▶ Prompt 1:
Answer these questions using the précis:
(a) Which survey panels supplied the data for Gruber's analysis?
(b) How often does that survey interview respondent households?
(c) In which industries did the separate survey of workers find higher wages in high-performance systems?
▶ Prompt 2: Return verbatim everything in the précis from "Gruber notes that" down to "for financing unemploy-ment.".

February 2000, Vol. 123, No. 2
High performance practices
Going back to work
Précis from past issues
Unemployment and wealth
To what extent are workers able to finance their unemployment spells with their own wealth holdings? Jonathan Gruber of the Massachusetts Institute of Technology addresses this and related questions in NBER Working Paper No. 7348, "The Wealth of the Unemployed: Adequacy and Implications for Unemployment Insurance."
Gruber notes that the unemployed have a number of possible sources for financing consumption, including savings, unemployment insurance benefits, other government transfers such as food stamps, and transfers from relatives or charitable organizations. In this study, Gruber focuses on wealth as a mechanism for financing unemploy-ment.
Data for his analysis are from the 1984–92 panels of the Survey of Income and Program Participation (SIPP). The SIPP interviews respondent households every four months over the course of two to three years in order to gather information on income and labor force participation—in addition, the survey gathers some data on wealth holdings, usually at two points in the panel.
Gruber finds that the median worker has savings that could finance about two-thirds of the income loss from a spell of unemployment. However, nearly a third of workers are not able to even replace 10 percent of income loss.
High performance practices
The subject of high-performance work practices came up in two recent pieces. In the Winter 2000 EPI Journal, Eileen Appelbaum briefly reviews some of the major findings of her book Manufacturing Advantage: Why high performance work systems pay off (co-authored with Tom Bailey, Peter Berg, and Arne Kalleberg). Their surveys in three manufacturing industries indicate that, "with some variance within these industries, workplace practices that promoted coherent work systems produced benefits such as increased productivity, better financial performance, higher target wages for workers, as well as reduced inventory, space requirements, and excess labor costs." A separate survey of workers found that, at least in the steel and apparel industries, workers in high-performance systems tend to have higher wages.

Data extracted from a collection:
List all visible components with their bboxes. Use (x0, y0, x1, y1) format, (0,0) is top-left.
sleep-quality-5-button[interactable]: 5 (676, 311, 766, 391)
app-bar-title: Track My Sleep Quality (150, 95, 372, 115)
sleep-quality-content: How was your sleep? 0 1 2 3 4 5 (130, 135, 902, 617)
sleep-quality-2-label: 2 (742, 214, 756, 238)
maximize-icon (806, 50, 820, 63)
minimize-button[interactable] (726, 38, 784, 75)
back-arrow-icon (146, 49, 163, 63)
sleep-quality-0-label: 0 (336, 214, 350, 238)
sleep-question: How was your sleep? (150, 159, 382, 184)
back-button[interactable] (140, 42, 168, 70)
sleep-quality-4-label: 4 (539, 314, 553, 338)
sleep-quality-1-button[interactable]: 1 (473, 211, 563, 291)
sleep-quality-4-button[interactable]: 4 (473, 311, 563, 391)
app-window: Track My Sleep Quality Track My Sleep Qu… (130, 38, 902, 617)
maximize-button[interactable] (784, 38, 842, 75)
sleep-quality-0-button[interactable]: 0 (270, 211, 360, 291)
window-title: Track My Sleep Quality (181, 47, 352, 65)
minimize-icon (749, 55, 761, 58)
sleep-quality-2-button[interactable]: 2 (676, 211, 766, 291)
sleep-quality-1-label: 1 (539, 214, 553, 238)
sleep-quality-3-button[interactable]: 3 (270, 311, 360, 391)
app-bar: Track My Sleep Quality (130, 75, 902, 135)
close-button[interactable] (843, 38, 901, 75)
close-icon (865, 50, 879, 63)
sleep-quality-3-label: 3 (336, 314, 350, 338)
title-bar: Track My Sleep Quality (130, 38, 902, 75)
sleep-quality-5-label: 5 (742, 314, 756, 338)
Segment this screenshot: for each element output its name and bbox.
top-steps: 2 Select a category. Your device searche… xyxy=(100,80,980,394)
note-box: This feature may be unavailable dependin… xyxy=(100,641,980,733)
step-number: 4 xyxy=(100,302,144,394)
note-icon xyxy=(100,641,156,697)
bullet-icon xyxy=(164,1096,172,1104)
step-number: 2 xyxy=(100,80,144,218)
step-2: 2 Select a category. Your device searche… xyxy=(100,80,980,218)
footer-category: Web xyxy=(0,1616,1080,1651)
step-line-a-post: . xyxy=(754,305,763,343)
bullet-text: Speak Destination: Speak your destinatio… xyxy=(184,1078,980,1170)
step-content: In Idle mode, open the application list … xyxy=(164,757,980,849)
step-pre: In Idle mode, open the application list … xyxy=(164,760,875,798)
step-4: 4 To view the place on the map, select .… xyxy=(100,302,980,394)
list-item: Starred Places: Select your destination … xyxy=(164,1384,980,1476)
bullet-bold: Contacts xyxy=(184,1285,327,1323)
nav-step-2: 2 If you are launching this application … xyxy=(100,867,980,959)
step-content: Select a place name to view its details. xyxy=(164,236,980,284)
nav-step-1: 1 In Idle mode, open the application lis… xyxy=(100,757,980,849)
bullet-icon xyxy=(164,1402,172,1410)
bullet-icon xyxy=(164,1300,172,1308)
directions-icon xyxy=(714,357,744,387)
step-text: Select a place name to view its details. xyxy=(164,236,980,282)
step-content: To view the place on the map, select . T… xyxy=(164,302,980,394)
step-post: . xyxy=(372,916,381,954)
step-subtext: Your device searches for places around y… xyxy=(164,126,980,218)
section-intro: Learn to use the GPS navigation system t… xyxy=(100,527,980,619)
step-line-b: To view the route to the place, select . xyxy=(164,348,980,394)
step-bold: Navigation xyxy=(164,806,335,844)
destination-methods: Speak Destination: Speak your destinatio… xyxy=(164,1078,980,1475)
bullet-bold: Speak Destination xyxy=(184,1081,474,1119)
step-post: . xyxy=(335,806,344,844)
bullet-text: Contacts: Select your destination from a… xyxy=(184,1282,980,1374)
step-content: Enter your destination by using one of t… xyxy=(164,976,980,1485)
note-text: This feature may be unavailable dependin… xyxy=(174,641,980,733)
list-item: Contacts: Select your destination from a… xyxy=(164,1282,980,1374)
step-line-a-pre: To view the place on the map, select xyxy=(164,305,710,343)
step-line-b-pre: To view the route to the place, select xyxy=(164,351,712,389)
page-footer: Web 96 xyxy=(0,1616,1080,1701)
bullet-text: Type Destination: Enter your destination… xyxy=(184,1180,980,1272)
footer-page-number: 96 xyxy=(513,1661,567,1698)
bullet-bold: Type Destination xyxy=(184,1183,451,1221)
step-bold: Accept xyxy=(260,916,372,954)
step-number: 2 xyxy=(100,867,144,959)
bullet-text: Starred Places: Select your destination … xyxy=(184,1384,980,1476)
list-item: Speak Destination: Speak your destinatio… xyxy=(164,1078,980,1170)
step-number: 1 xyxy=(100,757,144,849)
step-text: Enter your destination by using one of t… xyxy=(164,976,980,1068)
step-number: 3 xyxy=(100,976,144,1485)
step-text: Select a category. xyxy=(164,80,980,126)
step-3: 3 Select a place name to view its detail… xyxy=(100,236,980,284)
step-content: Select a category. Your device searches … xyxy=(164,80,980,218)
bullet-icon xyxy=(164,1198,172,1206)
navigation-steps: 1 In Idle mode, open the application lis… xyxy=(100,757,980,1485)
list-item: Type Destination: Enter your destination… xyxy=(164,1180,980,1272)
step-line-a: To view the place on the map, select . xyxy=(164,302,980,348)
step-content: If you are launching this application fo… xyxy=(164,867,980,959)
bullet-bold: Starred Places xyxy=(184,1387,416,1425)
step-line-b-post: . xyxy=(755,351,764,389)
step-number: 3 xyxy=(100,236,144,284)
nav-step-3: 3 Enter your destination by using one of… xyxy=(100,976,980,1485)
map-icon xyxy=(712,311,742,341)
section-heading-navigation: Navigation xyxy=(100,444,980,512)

▶ Reply 1:
(a) The 1984–92 panels of the Survey of Income and Program Participation (SIPP).
(b) Every four months.
(c) The steel and apparel industries.

▶ Reply 2:
Gruber notes that the unemployed have a number of possible sources for financing consumption, including savings, unemployment insurance benefits, other government transfers such as food stamps, and transfers from relatives or charitable organizations. In this study, Gruber focuses on wealth as a mechanism for financing unemploy-ment.